═══ PROVIDED PASSAGE
Cocktail party problem
$$\begin{aligned} X_1 &= \ell_{11} Z_1 + \dots + \ell_{1p} Z_p \\ &\vdots \\ X_p &= \ell_{p1} Z_1 + \dots + \ell_{pp} Z_p \end{aligned}$$$$\begin{pmatrix} X_1 \\ \vdots \\ X_p \end{pmatrix}= \begin{pmatrix} \ell_{11} & \dots & \ell_{1p} \\ \ell_{p1} & \dots & \ell_{pp} \end{pmatrix} \begin{pmatrix} Z_1 \\ \vdots \\ Z_p \end{pmatrix}$$$$\underset{p}{X} = \underset{p \times p}{L} \cdot \underset{p}{Z}$$- $X$ is observed mixture vector
- $L$ is unknown mixing matrix
- $Z$ is unobserved source vector
We assume that $Z_1 \dots Z_p$ are independent and $Z_i$ are non-Gaussian.
Goal: find unmixing matrix $W = L^{-1}$
$$ \begin{aligned} Z &= WX \quad \text{can recover original signals} \\ \begin{pmatrix} Z_1 \\ \vdots \\ Z_p \end{pmatrix} &= \begin{pmatrix} w_1^T \\ \vdots \\ w_p^T \end{pmatrix} X = \begin{pmatrix} w_1^T X \\ \vdots \\ w_p^T X \end{pmatrix} \\ &\Rightarrow z_i = w_i^T X \end{aligned} $$Identifiability
- We cannot determine the variance of the independent sources (and sign)
══════
═══ INFORMATION SUPPLIED
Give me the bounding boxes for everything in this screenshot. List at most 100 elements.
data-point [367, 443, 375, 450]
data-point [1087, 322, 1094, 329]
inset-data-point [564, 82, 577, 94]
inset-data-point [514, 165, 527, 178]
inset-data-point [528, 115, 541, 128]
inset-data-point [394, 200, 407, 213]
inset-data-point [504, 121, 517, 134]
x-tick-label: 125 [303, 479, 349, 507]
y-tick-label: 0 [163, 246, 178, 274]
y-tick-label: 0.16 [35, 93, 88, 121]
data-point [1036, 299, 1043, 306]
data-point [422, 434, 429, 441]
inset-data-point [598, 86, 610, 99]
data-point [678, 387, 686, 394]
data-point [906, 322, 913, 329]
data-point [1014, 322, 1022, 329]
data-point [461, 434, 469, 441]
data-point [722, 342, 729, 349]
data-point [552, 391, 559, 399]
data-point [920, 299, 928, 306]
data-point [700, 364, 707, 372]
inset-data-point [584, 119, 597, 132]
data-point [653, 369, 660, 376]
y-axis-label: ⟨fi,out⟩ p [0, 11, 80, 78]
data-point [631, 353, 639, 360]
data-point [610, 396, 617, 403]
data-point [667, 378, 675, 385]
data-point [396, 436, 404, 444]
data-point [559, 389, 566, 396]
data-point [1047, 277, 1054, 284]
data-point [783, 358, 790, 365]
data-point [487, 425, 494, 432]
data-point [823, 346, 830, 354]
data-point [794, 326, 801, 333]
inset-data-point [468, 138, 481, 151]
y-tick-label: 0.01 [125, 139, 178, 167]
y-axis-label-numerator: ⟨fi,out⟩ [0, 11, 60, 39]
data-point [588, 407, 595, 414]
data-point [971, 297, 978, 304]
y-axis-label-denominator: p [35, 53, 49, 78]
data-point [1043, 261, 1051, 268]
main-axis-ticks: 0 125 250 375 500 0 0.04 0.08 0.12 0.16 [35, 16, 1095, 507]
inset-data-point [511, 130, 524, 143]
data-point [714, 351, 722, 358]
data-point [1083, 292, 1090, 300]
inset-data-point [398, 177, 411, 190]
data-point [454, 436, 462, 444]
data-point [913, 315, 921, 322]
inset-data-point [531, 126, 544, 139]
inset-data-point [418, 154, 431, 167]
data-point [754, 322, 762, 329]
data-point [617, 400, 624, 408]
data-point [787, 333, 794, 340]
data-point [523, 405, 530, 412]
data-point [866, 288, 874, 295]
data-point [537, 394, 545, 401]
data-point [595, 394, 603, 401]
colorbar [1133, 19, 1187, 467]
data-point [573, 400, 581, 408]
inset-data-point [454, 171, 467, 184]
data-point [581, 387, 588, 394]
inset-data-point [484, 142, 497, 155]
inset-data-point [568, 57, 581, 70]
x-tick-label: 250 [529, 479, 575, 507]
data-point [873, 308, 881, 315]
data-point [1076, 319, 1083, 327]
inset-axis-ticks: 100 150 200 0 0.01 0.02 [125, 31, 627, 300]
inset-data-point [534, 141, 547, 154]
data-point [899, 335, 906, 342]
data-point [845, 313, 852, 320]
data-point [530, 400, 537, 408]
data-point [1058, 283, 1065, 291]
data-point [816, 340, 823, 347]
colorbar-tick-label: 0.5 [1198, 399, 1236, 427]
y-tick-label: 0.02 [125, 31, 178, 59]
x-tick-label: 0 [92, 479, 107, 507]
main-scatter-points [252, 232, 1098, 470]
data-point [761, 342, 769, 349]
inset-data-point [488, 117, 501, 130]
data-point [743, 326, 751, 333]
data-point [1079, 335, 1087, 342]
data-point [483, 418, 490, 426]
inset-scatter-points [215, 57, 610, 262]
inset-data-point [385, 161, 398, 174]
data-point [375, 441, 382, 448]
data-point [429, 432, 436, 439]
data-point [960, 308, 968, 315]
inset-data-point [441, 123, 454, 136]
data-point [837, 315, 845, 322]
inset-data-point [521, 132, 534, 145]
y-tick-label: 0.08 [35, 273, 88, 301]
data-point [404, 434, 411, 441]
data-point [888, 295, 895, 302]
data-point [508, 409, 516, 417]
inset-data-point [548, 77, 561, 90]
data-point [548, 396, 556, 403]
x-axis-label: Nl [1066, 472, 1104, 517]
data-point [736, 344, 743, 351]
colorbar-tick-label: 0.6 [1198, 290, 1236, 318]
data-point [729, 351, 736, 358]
══════
- PROBLEMS TO SOLVE
**A.** Write out the cocktail party problem passage word for word, everything from "Goal: find unmixing" down to "sources (and sign)".
**B.** In the records, take everything from the first line down to the line containing "data-point [588, 407, 595, 414]", and substitute "inset-marker" for each "inset-data-point". Leave everything else unchanged and return only those lines.

- SOLVED TASKS
**A.**
Goal: find unmixing matrix $W = L^{-1}$
$$ \begin{aligned} Z &= WX \quad \text{can recover original signals} \\ \begin{pmatrix} Z_1 \\ \vdots \\ Z_p \end{pmatrix} &= \begin{pmatrix} w_1^T \\ \vdots \\ w_p^T \end{pmatrix} X = \begin{pmatrix} w_1^T X \\ \vdots \\ w_p^T X \end{pmatrix} \\ &\Rightarrow z_i = w_i^T X \end{aligned} $$Identifiability
- We cannot determine the variance of the independent sources (and sign)

**B.**
Give me the bounding boxes for everything in this screenshot. List at most 100 elements.
data-point [367, 443, 375, 450]
data-point [1087, 322, 1094, 329]
inset-marker [564, 82, 577, 94]
inset-marker [514, 165, 527, 178]
inset-marker [528, 115, 541, 128]
inset-marker [394, 200, 407, 213]
inset-marker [504, 121, 517, 134]
x-tick-label: 125 [303, 479, 349, 507]
y-tick-label: 0 [163, 246, 178, 274]
y-tick-label: 0.16 [35, 93, 88, 121]
data-point [1036, 299, 1043, 306]
data-point [422, 434, 429, 441]
inset-marker [598, 86, 610, 99]
data-point [678, 387, 686, 394]
data-point [906, 322, 913, 329]
data-point [1014, 322, 1022, 329]
data-point [461, 434, 469, 441]
data-point [722, 342, 729, 349]
data-point [552, 391, 559, 399]
data-point [920, 299, 928, 306]
data-point [700, 364, 707, 372]
inset-marker [584, 119, 597, 132]
data-point [653, 369, 660, 376]
y-axis-label: ⟨fi,out⟩ p [0, 11, 80, 78]
data-point [631, 353, 639, 360]
data-point [610, 396, 617, 403]
data-point [667, 378, 675, 385]
data-point [396, 436, 404, 444]
data-point [559, 389, 566, 396]
data-point [1047, 277, 1054, 284]
data-point [783, 358, 790, 365]
data-point [487, 425, 494, 432]
data-point [823, 346, 830, 354]
data-point [794, 326, 801, 333]
inset-marker [468, 138, 481, 151]
y-tick-label: 0.01 [125, 139, 178, 167]
y-axis-label-numerator: ⟨fi,out⟩ [0, 11, 60, 39]
data-point [588, 407, 595, 414]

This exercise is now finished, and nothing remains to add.